__Goal of the exercise__. Leaving the pictures aside, transcribe every line below exactly.

__Records supplied__.
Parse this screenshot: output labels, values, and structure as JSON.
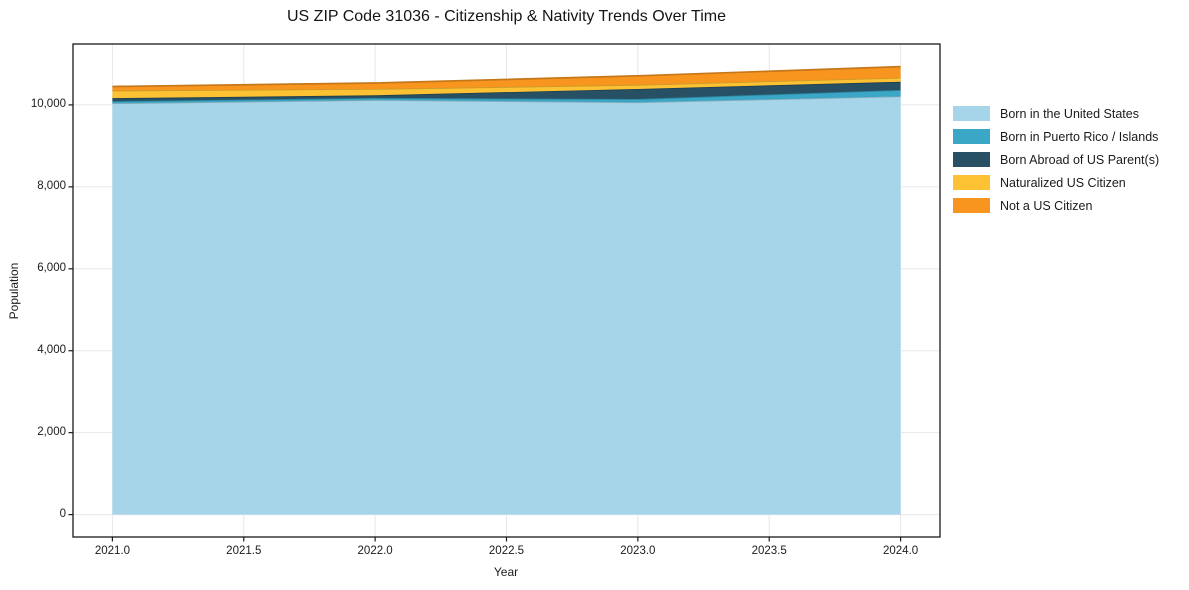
{
  "chart_data": {
    "type": "area",
    "stacked": true,
    "title": "US ZIP Code 31036 - Citizenship & Nativity Trends Over Time",
    "xlabel": "Year",
    "ylabel": "Population",
    "x": [
      2021,
      2022,
      2023,
      2024
    ],
    "series": [
      {
        "name": "Born in the United States",
        "color": "#A6D4E8",
        "values": [
          10040,
          10120,
          10065,
          10210
        ]
      },
      {
        "name": "Born in Puerto Rico / Islands",
        "color": "#39A7C5",
        "values": [
          50,
          50,
          80,
          155
        ]
      },
      {
        "name": "Born Abroad of US Parent(s)",
        "color": "#275064",
        "values": [
          75,
          65,
          245,
          200
        ]
      },
      {
        "name": "Naturalized US Citizen",
        "color": "#FDC234",
        "values": [
          185,
          155,
          100,
          100
        ]
      },
      {
        "name": "Not a US Citizen",
        "color": "#F7951F",
        "values": [
          100,
          145,
          220,
          270
        ]
      }
    ],
    "totals": [
      10450,
      10535,
      10710,
      10935
    ],
    "xlim": [
      2020.85,
      2024.15
    ],
    "ylim": [
      -547,
      11487
    ],
    "xticks": {
      "values": [
        2021.0,
        2021.5,
        2022.0,
        2022.5,
        2023.0,
        2023.5,
        2024.0
      ],
      "labels": [
        "2021.0",
        "2021.5",
        "2022.0",
        "2022.5",
        "2023.0",
        "2023.5",
        "2024.0"
      ]
    },
    "yticks": {
      "values": [
        0,
        2000,
        4000,
        6000,
        8000,
        10000
      ],
      "labels": [
        "0",
        "2,000",
        "4,000",
        "6,000",
        "8,000",
        "10,000"
      ]
    },
    "grid": true,
    "legend_position": "right-outside"
  },
  "colors": {
    "background": "#ffffff",
    "grid": "#e8e8ec",
    "spine": "#1a1a1a",
    "tick_text": "#1b1b1b",
    "title_text": "#151515"
  }
}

__The result__.
Parse this screenshot: output labels, values, and structure as JSON.
{
  "chart_data": {
    "type": "area",
    "stacked": true,
    "title": "US ZIP Code 31036 - Citizenship & Nativity Trends Over Time",
    "xlabel": "Year",
    "ylabel": "Population",
    "x": [
      2021,
      2022,
      2023,
      2024
    ],
    "series": [
      {
        "name": "Born in the United States",
        "color": "#A6D4E8",
        "values": [
          10040,
          10120,
          10065,
          10210
        ]
      },
      {
        "name": "Born in Puerto Rico / Islands",
        "color": "#39A7C5",
        "values": [
          50,
          50,
          80,
          155
        ]
      },
      {
        "name": "Born Abroad of US Parent(s)",
        "color": "#275064",
        "values": [
          75,
          65,
          245,
          200
        ]
      },
      {
        "name": "Naturalized US Citizen",
        "color": "#FDC234",
        "values": [
          185,
          155,
          100,
          100
        ]
      },
      {
        "name": "Not a US Citizen",
        "color": "#F7951F",
        "values": [
          100,
          145,
          220,
          270
        ]
      }
    ],
    "totals": [
      10450,
      10535,
      10710,
      10935
    ],
    "xlim": [
      2020.85,
      2024.15
    ],
    "ylim": [
      -547,
      11487
    ],
    "xticks": {
      "values": [
        2021.0,
        2021.5,
        2022.0,
        2022.5,
        2023.0,
        2023.5,
        2024.0
      ],
      "labels": [
        "2021.0",
        "2021.5",
        "2022.0",
        "2022.5",
        "2023.0",
        "2023.5",
        "2024.0"
      ]
    },
    "yticks": {
      "values": [
        0,
        2000,
        4000,
        6000,
        8000,
        10000
      ],
      "labels": [
        "0",
        "2,000",
        "4,000",
        "6,000",
        "8,000",
        "10,000"
      ]
    },
    "grid": true,
    "legend_position": "right-outside"
  },
  "colors": {
    "background": "#ffffff",
    "grid": "#e8e8ec",
    "spine": "#1a1a1a",
    "tick_text": "#1b1b1b",
    "title_text": "#151515"
  }
}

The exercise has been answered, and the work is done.